What is being asked: Reproduce the data from the line containing "Patent image size: (778, 520)." up to and including the line containing "The light pipe 66 is at (547, 95).", substituting "schematic view" for "perspective view" and leaving everything else unchanged.

*-*-*

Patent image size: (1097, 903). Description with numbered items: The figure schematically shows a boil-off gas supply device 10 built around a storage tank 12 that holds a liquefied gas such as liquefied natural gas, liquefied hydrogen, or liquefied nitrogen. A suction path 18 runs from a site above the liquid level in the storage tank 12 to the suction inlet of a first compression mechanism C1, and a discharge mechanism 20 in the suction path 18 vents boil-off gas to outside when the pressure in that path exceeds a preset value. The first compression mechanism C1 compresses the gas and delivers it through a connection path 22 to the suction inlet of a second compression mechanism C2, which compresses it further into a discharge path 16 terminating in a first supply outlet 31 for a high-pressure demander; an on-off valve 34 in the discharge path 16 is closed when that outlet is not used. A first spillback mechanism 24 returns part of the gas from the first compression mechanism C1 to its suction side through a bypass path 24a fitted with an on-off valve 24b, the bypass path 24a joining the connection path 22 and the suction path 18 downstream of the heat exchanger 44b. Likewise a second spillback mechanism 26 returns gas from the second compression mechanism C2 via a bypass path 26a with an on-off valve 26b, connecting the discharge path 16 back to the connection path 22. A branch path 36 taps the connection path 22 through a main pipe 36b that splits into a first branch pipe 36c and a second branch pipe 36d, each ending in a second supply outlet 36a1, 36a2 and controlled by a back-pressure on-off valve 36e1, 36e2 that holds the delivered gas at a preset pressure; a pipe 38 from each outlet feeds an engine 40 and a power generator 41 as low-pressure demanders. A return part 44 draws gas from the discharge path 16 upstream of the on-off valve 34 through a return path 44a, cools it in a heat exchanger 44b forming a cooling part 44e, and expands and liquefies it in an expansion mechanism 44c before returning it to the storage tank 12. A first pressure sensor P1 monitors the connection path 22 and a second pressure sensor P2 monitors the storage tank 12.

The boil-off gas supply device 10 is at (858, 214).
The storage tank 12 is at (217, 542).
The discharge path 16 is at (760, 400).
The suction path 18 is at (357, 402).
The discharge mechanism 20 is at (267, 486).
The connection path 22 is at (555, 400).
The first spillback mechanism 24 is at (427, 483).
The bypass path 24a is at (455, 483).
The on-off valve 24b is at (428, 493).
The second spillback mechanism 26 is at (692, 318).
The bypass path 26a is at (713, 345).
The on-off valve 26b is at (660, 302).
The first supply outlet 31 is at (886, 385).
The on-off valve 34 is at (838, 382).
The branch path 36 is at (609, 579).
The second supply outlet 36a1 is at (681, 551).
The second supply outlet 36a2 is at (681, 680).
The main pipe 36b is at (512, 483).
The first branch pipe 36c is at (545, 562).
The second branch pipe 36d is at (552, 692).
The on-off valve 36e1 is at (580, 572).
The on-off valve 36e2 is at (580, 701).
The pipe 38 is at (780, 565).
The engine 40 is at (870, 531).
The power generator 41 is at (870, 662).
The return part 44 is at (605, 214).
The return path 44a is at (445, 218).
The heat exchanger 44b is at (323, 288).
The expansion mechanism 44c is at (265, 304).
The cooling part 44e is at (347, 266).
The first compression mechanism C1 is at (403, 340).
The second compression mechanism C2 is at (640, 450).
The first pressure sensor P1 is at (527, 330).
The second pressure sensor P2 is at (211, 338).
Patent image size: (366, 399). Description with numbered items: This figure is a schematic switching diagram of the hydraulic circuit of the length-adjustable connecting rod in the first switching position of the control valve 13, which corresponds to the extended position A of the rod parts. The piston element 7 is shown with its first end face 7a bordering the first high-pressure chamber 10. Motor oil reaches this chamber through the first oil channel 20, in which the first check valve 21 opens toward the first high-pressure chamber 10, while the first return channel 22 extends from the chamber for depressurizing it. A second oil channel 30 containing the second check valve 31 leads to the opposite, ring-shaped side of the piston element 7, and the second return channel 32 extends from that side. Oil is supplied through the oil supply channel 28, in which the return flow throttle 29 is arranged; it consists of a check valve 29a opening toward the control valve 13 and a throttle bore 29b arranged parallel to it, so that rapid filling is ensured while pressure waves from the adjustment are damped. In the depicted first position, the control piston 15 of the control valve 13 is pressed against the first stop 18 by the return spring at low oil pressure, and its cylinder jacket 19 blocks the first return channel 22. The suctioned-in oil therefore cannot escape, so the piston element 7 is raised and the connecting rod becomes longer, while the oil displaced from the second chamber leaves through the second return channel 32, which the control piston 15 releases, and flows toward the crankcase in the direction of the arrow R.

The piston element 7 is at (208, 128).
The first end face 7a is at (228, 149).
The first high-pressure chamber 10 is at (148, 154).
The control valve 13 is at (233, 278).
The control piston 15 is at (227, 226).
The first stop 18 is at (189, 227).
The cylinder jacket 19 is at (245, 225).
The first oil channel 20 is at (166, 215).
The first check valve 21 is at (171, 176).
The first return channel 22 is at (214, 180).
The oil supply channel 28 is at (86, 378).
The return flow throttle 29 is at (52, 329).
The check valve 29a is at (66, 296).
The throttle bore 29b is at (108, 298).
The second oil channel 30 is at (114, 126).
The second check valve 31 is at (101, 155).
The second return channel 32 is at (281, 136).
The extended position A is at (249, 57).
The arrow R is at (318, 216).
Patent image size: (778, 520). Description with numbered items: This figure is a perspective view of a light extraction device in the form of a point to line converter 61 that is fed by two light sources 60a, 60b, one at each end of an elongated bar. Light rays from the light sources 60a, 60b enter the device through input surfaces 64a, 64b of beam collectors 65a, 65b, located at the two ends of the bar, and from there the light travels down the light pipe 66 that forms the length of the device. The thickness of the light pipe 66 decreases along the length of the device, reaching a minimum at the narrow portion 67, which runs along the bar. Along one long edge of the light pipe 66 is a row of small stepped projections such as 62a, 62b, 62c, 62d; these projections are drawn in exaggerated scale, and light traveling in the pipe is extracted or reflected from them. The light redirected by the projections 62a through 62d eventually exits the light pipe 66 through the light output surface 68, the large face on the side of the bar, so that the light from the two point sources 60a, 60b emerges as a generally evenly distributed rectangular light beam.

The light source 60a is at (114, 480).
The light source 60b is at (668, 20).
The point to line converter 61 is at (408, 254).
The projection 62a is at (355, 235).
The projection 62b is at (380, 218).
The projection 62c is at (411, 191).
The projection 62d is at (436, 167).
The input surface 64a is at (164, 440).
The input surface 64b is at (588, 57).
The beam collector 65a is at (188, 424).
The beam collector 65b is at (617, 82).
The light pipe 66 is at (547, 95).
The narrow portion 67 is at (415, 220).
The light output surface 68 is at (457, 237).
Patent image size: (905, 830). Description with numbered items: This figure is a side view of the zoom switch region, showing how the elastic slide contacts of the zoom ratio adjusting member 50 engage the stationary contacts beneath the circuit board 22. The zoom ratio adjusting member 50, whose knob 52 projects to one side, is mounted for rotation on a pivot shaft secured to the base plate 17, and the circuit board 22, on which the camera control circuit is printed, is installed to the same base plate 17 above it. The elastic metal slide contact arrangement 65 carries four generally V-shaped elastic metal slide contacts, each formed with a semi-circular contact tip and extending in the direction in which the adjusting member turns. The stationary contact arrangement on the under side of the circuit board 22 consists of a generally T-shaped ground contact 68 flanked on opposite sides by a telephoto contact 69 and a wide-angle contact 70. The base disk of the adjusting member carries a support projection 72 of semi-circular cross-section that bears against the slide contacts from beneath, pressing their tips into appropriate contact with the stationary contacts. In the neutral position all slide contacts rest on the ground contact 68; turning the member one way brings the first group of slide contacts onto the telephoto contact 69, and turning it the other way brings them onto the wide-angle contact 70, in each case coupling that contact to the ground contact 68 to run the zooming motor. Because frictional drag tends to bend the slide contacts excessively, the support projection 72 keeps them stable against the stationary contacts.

*-*-*

Written solution:
Patent image size: (778, 520). Description with numbered items: This figure is a schematic view of a light extraction device in the form of a point to line converter 61 that is fed by two light sources 60a, 60b, one at each end of an elongated bar. Light rays from the light sources 60a, 60b enter the device through input surfaces 64a, 64b of beam collectors 65a, 65b, located at the two ends of the bar, and from there the light travels down the light pipe 66 that forms the length of the device. The thickness of the light pipe 66 decreases along the length of the device, reaching a minimum at the narrow portion 67, which runs along the bar. Along one long edge of the light pipe 66 is a row of small stepped projections such as 62a, 62b, 62c, 62d; these projections are drawn in exaggerated scale, and light traveling in the pipe is extracted or reflected from them. The light redirected by the projections 62a through 62d eventually exits the light pipe 66 through the light output surface 68, the large face on the side of the bar, so that the light from the two point sources 60a, 60b emerges as a generally evenly distributed rectangular light beam.

The light source 60a is at (114, 480).
The light source 60b is at (668, 20).
The point to line converter 61 is at (408, 254).
The projection 62a is at (355, 235).
The projection 62b is at (380, 218).
The projection 62c is at (411, 191).
The projection 62d is at (436, 167).
The input surface 64a is at (164, 440).
The input surface 64b is at (588, 57).
The beam collector 65a is at (188, 424).
The beam collector 65b is at (617, 82).
The light pipe 66 is at (547, 95).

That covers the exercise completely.